- **What you should do**: Check each line of the listing for the string "this", then state how many lines have it. Only the number is wanted.

◇ ◇ ◇ ◇ ◇

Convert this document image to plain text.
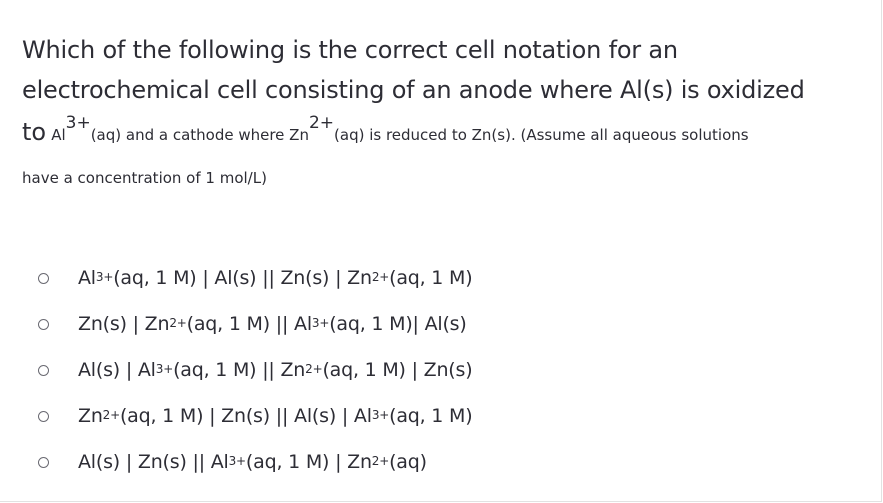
Which of the following is the correct cell notation for an
electrochemical cell consisting of an anode where Al(s) is oxidized
to Al3+(aq) and a cathode where Zn2+(aq) is reduced to Zn(s). (Assume all aqueous solutions
have a concentration of 1 mol/L)
$Al^{3+}(aq$, 1 M) | Al(s) || Zn(s) | $Zn^{2+}(aq$, 1 M)
Zn(s) | $Zn^{2+}(aq$, 1 M) || $Al^{3+}(aq$, 1 M)| Al(s)
Al(s) | $Al^{3+}(aq$, 1 M) || $Zn^{2+}(aq$, 1 M) | Zn(s)
$Zn^{2+}(aq$, 1 M) | Zn(s) || Al(s) | $Al^{3+}(aq$, 1 M)
Al(s) | Zn(s) || $Al^{3+}(aq$, 1 M) | $Zn^{2+}(aq)$
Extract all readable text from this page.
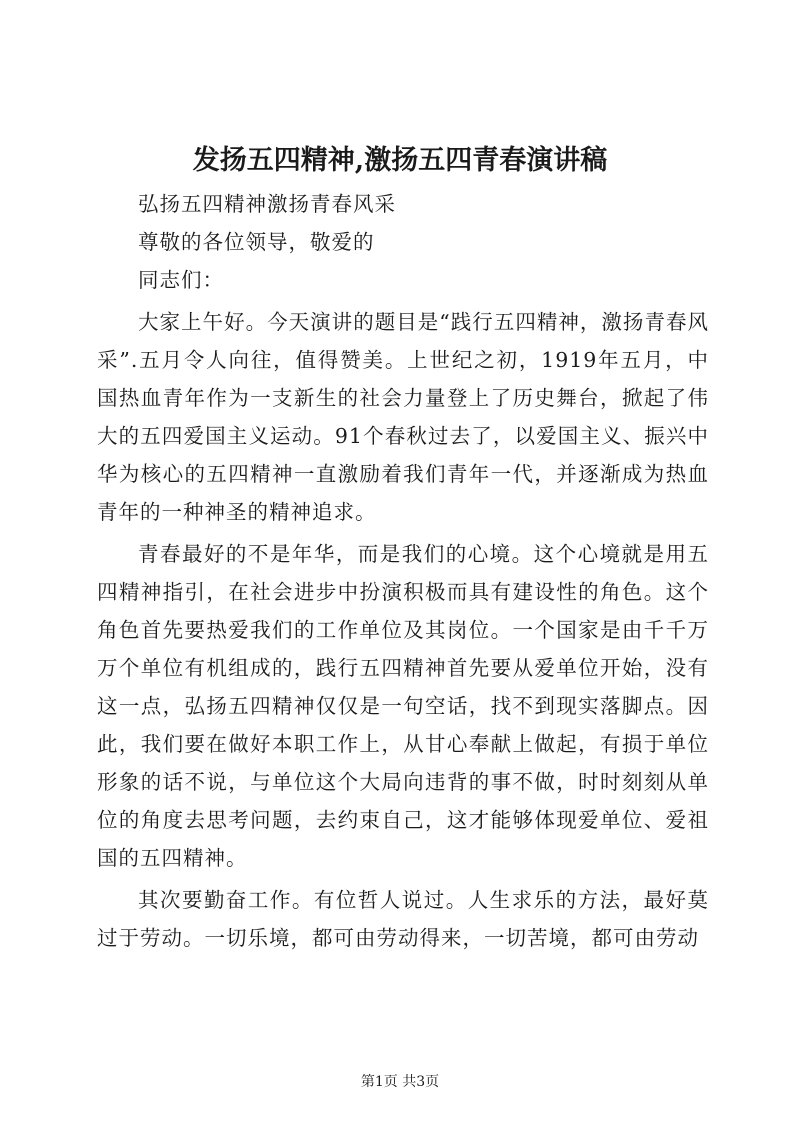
发扬五四精神,激扬五四青春演讲稿

弘扬五四精神激扬青春风采

尊敬的各位领导，敬爱的

同志们：

大家上午好。今天演讲的题目是“践行五四精神，激扬青春风采”.五月令人向往，值得赞美。上世纪之初，1919年五月，中国热血青年作为一支新生的社会力量登上了历史舞台，掀起了伟大的五四爱国主义运动。91个春秋过去了，以爱国主义、振兴中华为核心的五四精神一直激励着我们青年一代，并逐渐成为热血青年的一种神圣的精神追求。

青春最好的不是年华，而是我们的心境。这个心境就是用五四精神指引，在社会进步中扮演积极而具有建设性的角色。这个角色首先要热爱我们的工作单位及其岗位。一个国家是由千千万万个单位有机组成的，践行五四精神首先要从爱单位开始，没有这一点，弘扬五四精神仅仅是一句空话，找不到现实落脚点。因此，我们要在做好本职工作上，从甘心奉献上做起，有损于单位形象的话不说，与单位这个大局向违背的事不做，时时刻刻从单位的角度去思考问题，去约束自己，这才能够体现爱单位、爱祖国的五四精神。

其次要勤奋工作。有位哲人说过。人生求乐的方法，最好莫过于劳动。一切乐境，都可由劳动得来，一切苦境，都可由劳动

第1页 共3页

◇ ◇ ◇ ◇ ◇

- **Full output**: 2